■ MATERIAL PROVIDED
┄┄┄┄┄┄

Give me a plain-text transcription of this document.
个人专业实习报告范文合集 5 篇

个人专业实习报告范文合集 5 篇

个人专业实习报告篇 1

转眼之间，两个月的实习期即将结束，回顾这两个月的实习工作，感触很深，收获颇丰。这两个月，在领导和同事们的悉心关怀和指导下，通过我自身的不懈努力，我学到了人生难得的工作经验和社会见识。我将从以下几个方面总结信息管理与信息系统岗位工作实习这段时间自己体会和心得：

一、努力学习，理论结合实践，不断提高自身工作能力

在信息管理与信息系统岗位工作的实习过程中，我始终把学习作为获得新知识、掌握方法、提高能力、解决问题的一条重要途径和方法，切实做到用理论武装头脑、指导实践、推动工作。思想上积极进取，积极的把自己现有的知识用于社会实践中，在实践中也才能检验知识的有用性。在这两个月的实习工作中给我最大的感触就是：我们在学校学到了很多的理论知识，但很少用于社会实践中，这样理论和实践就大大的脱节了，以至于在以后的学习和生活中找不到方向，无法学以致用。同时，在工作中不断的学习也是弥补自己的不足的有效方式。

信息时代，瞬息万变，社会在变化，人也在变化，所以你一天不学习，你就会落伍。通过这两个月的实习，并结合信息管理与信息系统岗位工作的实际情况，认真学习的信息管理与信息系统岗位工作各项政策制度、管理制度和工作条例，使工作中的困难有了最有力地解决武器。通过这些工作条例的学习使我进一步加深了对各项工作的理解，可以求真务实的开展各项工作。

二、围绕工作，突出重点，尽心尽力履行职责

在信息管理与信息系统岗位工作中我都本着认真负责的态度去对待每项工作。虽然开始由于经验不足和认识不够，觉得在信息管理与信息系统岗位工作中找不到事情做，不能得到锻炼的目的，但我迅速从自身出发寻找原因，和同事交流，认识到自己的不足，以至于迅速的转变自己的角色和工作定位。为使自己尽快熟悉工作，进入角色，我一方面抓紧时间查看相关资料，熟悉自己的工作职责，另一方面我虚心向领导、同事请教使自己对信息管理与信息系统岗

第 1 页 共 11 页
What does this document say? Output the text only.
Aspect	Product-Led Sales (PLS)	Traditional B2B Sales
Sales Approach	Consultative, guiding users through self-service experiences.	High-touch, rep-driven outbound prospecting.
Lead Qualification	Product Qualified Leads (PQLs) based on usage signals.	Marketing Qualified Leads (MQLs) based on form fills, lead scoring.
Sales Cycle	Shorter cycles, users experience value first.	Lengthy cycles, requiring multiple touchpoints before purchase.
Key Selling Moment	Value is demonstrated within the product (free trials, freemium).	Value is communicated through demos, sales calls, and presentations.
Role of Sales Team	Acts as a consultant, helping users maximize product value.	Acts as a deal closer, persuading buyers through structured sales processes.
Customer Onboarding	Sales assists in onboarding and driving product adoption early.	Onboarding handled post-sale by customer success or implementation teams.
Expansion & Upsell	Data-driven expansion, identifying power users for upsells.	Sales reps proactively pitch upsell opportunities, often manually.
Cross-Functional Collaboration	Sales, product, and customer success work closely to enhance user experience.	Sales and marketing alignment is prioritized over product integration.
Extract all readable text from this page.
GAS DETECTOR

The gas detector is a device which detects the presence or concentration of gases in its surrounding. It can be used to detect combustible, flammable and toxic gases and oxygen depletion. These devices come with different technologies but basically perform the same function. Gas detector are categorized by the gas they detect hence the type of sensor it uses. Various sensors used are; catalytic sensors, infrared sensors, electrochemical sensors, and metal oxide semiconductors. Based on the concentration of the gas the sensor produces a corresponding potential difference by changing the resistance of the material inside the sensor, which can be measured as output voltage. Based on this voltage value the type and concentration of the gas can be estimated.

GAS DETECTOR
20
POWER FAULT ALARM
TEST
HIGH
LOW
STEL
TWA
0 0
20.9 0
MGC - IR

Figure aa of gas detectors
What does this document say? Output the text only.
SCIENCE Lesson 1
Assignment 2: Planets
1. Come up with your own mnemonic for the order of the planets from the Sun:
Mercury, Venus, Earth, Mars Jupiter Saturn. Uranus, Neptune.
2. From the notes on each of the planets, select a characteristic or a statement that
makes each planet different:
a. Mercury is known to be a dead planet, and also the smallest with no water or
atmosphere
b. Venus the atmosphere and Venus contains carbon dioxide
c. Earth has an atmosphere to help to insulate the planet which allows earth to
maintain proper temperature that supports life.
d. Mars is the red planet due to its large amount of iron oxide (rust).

┄┄┄┄┄┄

■ YOUR OBJECTIVE
Find how many of the lines above have the word "Mercury" in them. State only that number.

■ ANSWER FOR THIS EXERCISE
2